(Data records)
════════════════

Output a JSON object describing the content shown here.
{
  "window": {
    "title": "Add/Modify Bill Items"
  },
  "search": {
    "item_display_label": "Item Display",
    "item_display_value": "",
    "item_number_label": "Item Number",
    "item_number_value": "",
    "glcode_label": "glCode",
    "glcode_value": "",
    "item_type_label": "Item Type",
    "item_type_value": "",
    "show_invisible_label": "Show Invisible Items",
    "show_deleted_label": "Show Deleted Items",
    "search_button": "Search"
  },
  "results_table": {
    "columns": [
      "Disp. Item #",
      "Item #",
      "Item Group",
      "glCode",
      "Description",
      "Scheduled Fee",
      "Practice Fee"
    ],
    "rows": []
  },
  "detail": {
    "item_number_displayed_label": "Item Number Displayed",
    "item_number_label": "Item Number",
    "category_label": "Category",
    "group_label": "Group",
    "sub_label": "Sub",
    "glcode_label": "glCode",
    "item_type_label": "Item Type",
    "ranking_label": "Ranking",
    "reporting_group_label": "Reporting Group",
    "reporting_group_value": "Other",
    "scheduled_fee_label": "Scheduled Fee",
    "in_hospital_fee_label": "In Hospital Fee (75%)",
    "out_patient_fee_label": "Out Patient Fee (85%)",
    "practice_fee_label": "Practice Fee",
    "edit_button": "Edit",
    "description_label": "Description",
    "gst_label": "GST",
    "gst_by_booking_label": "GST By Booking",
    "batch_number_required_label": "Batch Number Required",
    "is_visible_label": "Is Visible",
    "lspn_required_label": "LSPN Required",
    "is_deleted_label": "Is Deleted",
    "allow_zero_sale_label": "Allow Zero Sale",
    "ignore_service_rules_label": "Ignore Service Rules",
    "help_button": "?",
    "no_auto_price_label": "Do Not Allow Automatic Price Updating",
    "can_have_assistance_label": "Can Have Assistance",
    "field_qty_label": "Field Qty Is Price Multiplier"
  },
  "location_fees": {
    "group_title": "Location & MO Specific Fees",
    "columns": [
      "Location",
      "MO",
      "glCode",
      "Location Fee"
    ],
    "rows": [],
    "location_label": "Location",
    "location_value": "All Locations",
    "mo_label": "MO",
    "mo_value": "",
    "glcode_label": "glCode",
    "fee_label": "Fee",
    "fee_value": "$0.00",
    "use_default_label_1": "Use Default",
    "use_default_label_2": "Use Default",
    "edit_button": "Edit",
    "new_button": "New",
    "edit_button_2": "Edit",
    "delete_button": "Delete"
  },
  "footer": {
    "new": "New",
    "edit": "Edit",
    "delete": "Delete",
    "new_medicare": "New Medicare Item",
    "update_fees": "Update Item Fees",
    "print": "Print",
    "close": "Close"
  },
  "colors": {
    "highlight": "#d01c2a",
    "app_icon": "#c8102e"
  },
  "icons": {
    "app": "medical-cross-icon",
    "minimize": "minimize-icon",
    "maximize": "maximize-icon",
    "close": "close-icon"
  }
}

════════════════

#### [DIRECTIVE]
Extract every line of the records above that contains the word "Deleted".

#### [TASK OUTPUT]
    "show_deleted_label": "Show Deleted Items",
    "is_deleted_label": "Is Deleted",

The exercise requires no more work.